## Start Input rows

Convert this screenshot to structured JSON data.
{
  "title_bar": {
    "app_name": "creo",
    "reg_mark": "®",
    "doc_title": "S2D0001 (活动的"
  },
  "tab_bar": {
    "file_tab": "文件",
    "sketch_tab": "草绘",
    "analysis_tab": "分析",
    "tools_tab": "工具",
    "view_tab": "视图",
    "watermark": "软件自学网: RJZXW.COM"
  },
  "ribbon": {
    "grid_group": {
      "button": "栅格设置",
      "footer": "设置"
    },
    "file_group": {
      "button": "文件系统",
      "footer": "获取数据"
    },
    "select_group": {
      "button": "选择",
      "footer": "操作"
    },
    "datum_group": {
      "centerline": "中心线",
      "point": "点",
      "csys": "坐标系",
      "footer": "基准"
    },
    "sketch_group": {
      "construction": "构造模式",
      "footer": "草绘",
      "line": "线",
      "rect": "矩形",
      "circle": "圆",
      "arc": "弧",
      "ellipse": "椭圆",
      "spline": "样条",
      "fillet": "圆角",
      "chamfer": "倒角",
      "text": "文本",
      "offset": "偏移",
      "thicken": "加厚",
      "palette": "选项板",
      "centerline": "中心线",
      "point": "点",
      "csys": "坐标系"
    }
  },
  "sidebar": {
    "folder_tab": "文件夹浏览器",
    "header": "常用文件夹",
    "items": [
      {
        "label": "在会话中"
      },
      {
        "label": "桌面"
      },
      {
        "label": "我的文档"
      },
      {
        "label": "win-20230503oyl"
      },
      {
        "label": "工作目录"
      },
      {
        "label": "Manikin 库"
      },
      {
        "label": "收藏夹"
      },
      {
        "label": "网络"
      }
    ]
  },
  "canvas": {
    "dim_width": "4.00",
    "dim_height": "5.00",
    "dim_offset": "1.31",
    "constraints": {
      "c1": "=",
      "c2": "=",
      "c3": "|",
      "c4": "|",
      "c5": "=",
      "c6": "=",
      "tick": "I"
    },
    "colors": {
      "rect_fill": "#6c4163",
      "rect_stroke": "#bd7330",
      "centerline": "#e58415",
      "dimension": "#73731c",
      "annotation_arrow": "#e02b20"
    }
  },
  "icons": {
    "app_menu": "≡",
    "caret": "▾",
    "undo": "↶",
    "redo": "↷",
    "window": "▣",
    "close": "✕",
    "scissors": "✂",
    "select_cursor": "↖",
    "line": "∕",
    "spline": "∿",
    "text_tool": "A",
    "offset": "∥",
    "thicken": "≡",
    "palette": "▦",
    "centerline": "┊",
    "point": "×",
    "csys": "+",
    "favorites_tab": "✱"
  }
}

## End Input rows

* _What you are asked to do_:
Set down all of the data above, word for word.

* _Finished task_:
Convert this screenshot to structured JSON data.
{
  "title_bar": {
    "app_name": "creo",
    "reg_mark": "®",
    "doc_title": "S2D0001 (活动的"
  },
  "tab_bar": {
    "file_tab": "文件",
    "sketch_tab": "草绘",
    "analysis_tab": "分析",
    "tools_tab": "工具",
    "view_tab": "视图",
    "watermark": "软件自学网: RJZXW.COM"
  },
  "ribbon": {
    "grid_group": {
      "button": "栅格设置",
      "footer": "设置"
    },
    "file_group": {
      "button": "文件系统",
      "footer": "获取数据"
    },
    "select_group": {
      "button": "选择",
      "footer": "操作"
    },
    "datum_group": {
      "centerline": "中心线",
      "point": "点",
      "csys": "坐标系",
      "footer": "基准"
    },
    "sketch_group": {
      "construction": "构造模式",
      "footer": "草绘",
      "line": "线",
      "rect": "矩形",
      "circle": "圆",
      "arc": "弧",
      "ellipse": "椭圆",
      "spline": "样条",
      "fillet": "圆角",
      "chamfer": "倒角",
      "text": "文本",
      "offset": "偏移",
      "thicken": "加厚",
      "palette": "选项板",
      "centerline": "中心线",
      "point": "点",
      "csys": "坐标系"
    }
  },
  "sidebar": {
    "folder_tab": "文件夹浏览器",
    "header": "常用文件夹",
    "items": [
      {
        "label": "在会话中"
      },
      {
        "label": "桌面"
      },
      {
        "label": "我的文档"
      },
      {
        "label": "win-20230503oyl"
      },
      {
        "label": "工作目录"
      },
      {
        "label": "Manikin 库"
      },
      {
        "label": "收藏夹"
      },
      {
        "label": "网络"
      }
    ]
  },
  "canvas": {
    "dim_width": "4.00",
    "dim_height": "5.00",
    "dim_offset": "1.31",
    "constraints": {
      "c1": "=",
      "c2": "=",
      "c3": "|",
      "c4": "|",
      "c5": "=",
      "c6": "=",
      "tick": "I"
    },
    "colors": {
      "rect_fill": "#6c4163",
      "rect_stroke": "#bd7330",
      "centerline": "#e58415",
      "dimension": "#73731c",
      "annotation_arrow": "#e02b20"
    }
  },
  "icons": {
    "app_menu": "≡",
    "caret": "▾",
    "undo": "↶",
    "redo": "↷",
    "window": "▣",
    "close": "✕",
    "scissors": "✂",
    "select_cursor": "↖",
    "line": "∕",
    "spline": "∿",
    "text_tool": "A",
    "offset": "∥",
    "thicken": "≡",
    "palette": "▦",
    "centerline": "┊",
    "point": "×",
    "csys": "+",
    "favorites_tab": "✱"
  }
}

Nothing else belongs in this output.